*EXERCISE DESCRIPTION:*
Go through the listing and pick out each line with the word "note" in it.

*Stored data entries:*
——————
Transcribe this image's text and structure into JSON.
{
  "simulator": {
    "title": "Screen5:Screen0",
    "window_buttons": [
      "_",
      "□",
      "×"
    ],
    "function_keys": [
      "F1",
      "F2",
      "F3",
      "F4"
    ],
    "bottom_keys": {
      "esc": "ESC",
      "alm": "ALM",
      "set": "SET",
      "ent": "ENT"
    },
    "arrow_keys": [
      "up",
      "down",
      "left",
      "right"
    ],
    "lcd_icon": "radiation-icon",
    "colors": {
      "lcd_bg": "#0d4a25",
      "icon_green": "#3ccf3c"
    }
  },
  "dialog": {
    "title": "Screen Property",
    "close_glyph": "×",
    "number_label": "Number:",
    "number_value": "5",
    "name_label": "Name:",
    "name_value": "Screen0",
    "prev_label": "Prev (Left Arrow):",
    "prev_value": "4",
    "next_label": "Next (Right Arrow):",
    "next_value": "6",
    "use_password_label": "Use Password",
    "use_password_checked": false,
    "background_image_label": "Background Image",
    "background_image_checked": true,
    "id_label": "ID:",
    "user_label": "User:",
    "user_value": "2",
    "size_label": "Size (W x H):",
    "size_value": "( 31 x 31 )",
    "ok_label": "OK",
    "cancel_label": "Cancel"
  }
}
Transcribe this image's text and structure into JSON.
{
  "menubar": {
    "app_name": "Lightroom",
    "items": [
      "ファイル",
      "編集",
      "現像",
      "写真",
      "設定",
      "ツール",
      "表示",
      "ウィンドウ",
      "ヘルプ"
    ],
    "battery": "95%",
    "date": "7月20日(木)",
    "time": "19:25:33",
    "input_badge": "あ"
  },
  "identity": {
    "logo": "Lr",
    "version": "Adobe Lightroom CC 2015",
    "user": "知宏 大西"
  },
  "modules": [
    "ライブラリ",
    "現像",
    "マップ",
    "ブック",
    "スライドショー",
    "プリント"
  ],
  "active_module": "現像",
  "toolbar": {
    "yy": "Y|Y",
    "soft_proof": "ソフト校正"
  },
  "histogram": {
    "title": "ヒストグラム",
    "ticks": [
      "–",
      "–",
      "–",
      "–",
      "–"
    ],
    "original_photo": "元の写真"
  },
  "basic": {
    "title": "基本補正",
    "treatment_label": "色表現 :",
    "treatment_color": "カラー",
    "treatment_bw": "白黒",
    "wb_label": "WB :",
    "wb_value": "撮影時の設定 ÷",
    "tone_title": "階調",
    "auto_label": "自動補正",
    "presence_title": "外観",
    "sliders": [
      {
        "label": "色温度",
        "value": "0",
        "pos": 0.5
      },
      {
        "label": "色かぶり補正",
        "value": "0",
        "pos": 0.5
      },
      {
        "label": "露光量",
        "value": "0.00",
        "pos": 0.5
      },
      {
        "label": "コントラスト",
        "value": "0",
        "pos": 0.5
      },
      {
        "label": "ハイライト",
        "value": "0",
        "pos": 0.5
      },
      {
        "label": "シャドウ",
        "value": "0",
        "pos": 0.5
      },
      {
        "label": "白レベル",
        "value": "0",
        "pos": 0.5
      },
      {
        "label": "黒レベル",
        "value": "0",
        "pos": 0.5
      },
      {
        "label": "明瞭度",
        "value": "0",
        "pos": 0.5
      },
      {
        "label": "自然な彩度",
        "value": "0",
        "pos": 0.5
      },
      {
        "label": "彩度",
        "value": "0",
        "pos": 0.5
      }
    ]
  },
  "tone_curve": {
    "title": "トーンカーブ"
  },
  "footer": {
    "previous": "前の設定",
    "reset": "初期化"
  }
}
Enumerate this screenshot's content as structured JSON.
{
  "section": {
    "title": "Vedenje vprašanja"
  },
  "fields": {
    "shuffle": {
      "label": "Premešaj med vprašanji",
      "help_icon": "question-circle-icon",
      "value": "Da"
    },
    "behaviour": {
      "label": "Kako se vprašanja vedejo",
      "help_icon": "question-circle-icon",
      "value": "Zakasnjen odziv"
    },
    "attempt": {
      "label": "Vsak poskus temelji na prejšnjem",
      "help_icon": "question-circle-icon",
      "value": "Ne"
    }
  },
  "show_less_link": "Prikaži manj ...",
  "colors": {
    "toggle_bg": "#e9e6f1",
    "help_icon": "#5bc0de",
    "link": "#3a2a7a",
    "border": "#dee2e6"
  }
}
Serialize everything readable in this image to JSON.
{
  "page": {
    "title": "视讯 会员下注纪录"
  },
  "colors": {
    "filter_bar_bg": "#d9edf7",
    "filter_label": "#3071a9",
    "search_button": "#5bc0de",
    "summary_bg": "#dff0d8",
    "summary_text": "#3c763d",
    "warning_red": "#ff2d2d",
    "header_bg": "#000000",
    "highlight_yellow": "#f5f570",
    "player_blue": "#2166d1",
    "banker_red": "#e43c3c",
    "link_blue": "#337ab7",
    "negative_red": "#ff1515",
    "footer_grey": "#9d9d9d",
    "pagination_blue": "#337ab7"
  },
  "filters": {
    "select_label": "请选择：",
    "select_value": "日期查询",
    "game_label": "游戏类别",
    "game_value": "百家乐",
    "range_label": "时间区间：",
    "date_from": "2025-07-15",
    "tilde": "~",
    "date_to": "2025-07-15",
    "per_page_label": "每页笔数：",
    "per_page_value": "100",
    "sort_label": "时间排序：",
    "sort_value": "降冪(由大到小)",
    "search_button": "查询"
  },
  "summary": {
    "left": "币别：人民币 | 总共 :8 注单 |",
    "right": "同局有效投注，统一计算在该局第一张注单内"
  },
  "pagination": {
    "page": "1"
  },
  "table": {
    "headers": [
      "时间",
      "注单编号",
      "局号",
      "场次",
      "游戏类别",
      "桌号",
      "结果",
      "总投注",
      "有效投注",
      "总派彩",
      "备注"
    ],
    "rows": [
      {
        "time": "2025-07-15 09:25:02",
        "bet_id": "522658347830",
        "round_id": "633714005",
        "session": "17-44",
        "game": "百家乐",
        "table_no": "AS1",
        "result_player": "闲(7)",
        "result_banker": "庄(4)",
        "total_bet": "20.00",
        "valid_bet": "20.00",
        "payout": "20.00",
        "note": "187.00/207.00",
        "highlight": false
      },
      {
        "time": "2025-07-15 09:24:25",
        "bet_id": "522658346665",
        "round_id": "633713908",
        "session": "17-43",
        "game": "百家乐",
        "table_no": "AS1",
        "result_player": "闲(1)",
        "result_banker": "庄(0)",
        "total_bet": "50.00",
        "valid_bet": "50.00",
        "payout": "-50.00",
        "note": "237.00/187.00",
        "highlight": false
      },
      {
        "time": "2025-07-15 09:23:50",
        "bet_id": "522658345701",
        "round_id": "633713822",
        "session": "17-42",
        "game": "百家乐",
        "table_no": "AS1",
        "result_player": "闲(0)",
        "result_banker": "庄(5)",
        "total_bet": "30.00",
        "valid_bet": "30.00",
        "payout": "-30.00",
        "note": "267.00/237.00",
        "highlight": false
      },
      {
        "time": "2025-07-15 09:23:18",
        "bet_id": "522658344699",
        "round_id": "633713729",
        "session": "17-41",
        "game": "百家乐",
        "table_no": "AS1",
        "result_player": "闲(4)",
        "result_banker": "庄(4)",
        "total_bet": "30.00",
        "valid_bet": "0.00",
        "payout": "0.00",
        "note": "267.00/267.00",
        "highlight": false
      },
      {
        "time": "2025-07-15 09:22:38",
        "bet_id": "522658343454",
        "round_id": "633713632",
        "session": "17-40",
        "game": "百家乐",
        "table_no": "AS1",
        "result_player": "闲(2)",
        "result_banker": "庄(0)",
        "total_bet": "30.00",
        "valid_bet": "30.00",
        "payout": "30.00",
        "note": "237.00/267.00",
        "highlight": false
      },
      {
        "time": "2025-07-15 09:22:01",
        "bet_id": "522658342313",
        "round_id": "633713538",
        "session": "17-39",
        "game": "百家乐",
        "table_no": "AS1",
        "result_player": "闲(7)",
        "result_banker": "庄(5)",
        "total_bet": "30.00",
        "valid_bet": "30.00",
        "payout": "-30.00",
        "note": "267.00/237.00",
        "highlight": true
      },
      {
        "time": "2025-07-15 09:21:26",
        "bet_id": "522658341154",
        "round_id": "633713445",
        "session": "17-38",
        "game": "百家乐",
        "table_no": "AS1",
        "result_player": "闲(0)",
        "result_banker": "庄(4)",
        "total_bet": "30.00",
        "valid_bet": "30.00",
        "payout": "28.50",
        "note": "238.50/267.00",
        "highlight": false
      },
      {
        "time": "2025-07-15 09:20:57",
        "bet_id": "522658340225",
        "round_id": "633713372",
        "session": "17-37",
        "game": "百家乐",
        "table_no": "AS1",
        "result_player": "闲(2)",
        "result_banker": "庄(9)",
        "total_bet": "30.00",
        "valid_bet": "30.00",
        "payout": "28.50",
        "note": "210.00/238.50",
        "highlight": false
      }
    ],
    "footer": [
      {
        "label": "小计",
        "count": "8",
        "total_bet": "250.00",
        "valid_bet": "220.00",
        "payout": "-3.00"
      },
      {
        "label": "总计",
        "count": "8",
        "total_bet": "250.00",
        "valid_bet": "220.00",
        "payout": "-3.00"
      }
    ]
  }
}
——————
*SOLUTION TO THIS PROBLEM:*
        "note": "187.00/207.00",
        "note": "237.00/187.00",
        "note": "267.00/237.00",
        "note": "267.00/267.00",
        "note": "237.00/267.00",
        "note": "267.00/237.00",
        "note": "238.50/267.00",
        "note": "210.00/238.50",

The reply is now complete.